Spatial layout data

◇ ◇ ◇ ◇

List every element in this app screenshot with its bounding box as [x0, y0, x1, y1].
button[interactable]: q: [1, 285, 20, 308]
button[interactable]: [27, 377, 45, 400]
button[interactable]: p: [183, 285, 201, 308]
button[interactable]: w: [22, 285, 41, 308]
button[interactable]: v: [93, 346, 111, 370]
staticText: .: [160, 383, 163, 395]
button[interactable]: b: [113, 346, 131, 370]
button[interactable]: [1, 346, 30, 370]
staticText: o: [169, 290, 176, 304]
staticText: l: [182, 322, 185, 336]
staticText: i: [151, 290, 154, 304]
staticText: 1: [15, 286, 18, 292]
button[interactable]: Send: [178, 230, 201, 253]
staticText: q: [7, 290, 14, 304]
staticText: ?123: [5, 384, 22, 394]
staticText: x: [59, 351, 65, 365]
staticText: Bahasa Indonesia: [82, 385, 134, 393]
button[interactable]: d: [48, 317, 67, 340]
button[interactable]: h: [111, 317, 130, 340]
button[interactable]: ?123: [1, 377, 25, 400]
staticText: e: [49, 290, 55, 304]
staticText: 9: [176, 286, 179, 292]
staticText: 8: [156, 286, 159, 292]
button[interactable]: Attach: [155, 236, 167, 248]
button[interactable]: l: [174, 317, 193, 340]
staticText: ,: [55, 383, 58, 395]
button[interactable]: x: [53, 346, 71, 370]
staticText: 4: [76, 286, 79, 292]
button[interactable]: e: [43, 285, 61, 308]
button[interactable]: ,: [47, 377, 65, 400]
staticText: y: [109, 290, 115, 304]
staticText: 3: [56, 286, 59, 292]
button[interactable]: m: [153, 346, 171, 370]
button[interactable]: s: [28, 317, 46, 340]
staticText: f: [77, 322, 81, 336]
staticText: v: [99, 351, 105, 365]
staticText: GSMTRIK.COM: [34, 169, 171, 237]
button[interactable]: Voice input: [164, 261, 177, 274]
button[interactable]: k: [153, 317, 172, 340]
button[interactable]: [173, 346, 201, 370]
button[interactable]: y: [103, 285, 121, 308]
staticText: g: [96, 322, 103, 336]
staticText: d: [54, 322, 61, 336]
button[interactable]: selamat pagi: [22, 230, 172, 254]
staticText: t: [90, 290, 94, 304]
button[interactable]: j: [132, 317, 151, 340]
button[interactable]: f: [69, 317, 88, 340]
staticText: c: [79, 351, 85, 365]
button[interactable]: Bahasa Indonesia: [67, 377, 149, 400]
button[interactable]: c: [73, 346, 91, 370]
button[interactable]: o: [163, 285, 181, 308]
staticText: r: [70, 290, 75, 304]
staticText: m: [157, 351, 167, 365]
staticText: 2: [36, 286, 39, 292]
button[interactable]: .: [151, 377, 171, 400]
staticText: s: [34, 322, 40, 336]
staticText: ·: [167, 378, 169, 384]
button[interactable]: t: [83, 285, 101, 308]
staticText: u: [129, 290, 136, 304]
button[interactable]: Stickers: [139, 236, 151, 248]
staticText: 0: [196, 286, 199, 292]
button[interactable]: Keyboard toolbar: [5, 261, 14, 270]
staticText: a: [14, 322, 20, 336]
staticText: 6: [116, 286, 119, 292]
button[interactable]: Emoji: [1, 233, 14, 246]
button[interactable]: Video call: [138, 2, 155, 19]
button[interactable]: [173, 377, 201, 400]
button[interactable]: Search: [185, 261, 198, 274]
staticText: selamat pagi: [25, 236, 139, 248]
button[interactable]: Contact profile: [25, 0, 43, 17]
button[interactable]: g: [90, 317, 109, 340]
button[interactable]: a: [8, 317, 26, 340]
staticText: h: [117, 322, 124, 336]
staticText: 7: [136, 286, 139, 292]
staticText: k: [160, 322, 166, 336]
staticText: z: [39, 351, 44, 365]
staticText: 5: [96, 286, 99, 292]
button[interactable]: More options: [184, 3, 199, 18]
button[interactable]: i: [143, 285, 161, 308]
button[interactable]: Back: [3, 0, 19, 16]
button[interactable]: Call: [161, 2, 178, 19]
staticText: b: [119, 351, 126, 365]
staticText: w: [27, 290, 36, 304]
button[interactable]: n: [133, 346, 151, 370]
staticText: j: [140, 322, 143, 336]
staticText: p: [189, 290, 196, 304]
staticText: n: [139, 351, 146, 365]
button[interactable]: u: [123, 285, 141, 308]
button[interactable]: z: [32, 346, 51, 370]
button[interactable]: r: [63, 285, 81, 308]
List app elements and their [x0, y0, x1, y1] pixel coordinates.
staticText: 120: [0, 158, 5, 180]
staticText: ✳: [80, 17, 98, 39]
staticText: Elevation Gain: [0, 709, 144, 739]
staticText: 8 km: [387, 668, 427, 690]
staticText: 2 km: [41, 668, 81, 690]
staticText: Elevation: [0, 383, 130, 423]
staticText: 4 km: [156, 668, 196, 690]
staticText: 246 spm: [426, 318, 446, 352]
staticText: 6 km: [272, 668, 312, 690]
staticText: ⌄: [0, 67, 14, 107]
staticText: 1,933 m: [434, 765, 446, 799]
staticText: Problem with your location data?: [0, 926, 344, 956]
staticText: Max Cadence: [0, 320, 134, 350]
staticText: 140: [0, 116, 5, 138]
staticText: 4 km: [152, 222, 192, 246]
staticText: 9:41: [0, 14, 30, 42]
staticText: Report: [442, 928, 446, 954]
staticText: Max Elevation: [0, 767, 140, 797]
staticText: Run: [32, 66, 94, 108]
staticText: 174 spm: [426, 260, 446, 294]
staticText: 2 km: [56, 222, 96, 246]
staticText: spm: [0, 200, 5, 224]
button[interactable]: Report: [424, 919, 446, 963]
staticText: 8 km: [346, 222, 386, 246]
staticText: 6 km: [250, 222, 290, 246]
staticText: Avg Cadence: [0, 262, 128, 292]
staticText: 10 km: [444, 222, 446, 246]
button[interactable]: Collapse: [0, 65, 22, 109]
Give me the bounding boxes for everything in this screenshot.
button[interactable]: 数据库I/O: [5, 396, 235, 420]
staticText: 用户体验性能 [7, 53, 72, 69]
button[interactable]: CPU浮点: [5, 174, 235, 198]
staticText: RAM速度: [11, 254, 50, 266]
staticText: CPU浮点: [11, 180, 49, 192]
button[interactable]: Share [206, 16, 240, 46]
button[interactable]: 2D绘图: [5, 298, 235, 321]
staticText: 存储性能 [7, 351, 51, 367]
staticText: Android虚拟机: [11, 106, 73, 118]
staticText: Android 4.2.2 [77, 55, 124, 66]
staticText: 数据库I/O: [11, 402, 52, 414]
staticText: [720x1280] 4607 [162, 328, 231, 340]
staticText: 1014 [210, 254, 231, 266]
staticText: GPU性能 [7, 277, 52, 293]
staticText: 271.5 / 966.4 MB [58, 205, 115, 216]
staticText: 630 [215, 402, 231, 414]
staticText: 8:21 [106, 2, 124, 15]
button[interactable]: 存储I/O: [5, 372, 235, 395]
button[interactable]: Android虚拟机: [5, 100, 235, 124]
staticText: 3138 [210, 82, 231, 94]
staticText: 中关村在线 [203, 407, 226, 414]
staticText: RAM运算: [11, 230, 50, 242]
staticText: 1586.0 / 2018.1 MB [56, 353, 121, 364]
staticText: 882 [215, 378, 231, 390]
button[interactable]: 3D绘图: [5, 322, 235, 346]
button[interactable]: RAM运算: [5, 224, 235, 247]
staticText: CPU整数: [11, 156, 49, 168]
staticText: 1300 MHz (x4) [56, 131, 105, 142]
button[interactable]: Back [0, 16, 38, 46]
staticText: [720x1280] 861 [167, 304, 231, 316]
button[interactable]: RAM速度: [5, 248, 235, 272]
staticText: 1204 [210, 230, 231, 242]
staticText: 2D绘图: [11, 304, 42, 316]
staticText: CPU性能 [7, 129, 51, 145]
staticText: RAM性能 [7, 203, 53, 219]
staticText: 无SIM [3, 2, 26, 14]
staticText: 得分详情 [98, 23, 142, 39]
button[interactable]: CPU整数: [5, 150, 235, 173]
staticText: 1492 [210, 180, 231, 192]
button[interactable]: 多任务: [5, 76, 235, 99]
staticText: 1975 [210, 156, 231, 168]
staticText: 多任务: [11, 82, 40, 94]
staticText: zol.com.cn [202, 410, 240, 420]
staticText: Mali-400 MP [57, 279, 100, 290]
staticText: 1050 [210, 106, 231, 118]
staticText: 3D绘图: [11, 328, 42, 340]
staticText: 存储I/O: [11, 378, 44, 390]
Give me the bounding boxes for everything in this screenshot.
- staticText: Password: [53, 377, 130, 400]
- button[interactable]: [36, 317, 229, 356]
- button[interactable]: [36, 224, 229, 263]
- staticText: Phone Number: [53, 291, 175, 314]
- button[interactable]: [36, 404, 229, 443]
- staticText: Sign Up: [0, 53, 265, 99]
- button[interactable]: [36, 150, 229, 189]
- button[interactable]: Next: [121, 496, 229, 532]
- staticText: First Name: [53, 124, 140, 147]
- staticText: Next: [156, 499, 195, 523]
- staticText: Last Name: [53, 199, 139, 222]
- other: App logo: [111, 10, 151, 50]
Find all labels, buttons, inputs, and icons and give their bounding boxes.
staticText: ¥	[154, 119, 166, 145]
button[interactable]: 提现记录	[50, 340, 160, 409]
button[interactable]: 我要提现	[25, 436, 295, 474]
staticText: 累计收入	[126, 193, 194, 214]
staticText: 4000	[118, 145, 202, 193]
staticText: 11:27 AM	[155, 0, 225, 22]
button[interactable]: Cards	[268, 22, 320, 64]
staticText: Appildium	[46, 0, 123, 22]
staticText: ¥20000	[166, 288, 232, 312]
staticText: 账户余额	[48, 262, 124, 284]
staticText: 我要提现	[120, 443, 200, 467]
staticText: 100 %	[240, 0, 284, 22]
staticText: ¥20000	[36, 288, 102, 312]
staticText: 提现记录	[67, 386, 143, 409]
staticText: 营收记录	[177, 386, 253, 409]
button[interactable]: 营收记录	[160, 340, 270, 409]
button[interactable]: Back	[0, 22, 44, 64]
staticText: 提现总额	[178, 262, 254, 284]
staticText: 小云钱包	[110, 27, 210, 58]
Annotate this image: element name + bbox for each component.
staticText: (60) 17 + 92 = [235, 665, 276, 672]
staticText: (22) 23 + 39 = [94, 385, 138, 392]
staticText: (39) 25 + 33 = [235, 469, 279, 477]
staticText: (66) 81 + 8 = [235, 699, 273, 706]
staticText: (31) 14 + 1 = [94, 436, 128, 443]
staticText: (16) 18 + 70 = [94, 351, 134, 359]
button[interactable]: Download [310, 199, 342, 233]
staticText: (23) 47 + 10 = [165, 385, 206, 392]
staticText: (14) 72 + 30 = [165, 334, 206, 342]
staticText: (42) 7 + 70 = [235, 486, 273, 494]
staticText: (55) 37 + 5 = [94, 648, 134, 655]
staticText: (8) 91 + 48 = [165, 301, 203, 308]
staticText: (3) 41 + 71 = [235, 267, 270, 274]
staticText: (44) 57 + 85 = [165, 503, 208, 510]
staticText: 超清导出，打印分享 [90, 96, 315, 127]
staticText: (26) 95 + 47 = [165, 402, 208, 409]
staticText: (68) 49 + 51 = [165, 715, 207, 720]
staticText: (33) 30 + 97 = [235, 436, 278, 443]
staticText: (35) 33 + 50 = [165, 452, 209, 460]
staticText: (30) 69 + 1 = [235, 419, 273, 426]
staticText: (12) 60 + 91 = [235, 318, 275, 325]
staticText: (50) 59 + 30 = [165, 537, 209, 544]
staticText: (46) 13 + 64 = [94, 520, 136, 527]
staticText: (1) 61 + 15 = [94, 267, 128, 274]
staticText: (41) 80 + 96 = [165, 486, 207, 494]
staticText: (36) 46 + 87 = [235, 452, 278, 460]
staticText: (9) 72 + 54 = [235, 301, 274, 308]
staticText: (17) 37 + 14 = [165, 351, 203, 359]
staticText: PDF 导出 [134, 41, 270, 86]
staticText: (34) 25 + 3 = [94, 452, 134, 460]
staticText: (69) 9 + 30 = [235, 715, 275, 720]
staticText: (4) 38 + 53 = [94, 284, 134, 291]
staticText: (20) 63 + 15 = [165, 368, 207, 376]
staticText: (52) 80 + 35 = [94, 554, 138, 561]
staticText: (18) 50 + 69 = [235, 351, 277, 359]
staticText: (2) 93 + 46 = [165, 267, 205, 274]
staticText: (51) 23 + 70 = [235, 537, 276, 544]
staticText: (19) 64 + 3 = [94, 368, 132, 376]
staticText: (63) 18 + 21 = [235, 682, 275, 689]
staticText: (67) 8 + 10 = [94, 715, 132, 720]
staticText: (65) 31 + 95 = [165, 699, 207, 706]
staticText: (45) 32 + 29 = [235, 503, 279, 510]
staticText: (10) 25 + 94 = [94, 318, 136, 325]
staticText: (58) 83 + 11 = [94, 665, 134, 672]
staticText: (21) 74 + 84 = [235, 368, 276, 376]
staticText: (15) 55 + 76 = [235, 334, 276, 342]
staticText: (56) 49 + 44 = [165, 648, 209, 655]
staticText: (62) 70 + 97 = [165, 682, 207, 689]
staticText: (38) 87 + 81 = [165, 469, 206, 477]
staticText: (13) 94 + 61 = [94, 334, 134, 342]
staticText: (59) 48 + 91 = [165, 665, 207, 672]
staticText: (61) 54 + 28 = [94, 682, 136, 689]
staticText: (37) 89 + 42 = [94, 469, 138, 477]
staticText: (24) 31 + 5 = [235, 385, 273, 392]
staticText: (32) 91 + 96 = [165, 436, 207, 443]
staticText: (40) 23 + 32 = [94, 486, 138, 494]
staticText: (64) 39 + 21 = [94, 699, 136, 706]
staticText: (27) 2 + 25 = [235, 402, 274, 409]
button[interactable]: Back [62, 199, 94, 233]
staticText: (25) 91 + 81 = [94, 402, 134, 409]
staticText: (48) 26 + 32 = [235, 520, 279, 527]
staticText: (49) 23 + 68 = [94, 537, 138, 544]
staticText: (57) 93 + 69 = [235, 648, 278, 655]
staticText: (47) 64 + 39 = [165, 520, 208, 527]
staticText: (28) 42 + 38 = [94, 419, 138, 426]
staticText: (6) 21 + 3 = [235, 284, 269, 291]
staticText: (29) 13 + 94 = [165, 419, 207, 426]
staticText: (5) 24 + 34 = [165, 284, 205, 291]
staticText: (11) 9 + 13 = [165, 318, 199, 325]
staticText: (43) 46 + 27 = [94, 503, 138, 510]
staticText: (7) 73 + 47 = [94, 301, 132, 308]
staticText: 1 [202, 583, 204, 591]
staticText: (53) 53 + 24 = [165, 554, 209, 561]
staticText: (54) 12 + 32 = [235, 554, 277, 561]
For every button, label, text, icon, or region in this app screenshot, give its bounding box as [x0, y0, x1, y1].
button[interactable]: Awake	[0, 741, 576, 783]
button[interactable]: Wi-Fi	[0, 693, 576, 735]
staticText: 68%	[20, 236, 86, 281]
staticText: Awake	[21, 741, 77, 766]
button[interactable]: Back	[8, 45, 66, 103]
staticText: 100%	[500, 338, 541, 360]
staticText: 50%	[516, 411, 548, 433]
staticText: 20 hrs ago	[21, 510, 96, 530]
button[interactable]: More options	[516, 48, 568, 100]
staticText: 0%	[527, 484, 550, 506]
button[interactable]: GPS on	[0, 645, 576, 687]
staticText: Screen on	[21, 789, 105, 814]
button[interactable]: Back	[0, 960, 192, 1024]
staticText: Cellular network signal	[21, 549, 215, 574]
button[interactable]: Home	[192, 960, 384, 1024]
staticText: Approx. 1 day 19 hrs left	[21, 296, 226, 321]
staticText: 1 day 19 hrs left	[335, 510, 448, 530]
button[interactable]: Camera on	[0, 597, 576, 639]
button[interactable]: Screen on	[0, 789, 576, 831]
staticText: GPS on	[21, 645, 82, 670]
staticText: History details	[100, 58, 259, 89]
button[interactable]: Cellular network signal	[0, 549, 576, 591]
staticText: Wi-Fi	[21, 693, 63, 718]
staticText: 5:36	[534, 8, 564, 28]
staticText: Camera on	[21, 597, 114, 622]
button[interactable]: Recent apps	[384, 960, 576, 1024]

◇ ◇ ◇ ◇

▸ **Task prompt**: Copy out the listing from its first line up to and including the line with "button[interactable]: h: [111, 317, 130, 340]", reproducing each line unchanged and nothing beyond it.

▸ **Correct result**:
List every element in this app screenshot with its bounding box as [x0, y0, x1, y1].
button[interactable]: q: [1, 285, 20, 308]
button[interactable]: [27, 377, 45, 400]
button[interactable]: p: [183, 285, 201, 308]
button[interactable]: w: [22, 285, 41, 308]
button[interactable]: v: [93, 346, 111, 370]
staticText: .: [160, 383, 163, 395]
button[interactable]: b: [113, 346, 131, 370]
button[interactable]: [1, 346, 30, 370]
staticText: o: [169, 290, 176, 304]
staticText: l: [182, 322, 185, 336]
staticText: i: [151, 290, 154, 304]
staticText: 1: [15, 286, 18, 292]
button[interactable]: Send: [178, 230, 201, 253]
staticText: q: [7, 290, 14, 304]
staticText: ?123: [5, 384, 22, 394]
staticText: x: [59, 351, 65, 365]
staticText: Bahasa Indonesia: [82, 385, 134, 393]
button[interactable]: d: [48, 317, 67, 340]
button[interactable]: h: [111, 317, 130, 340]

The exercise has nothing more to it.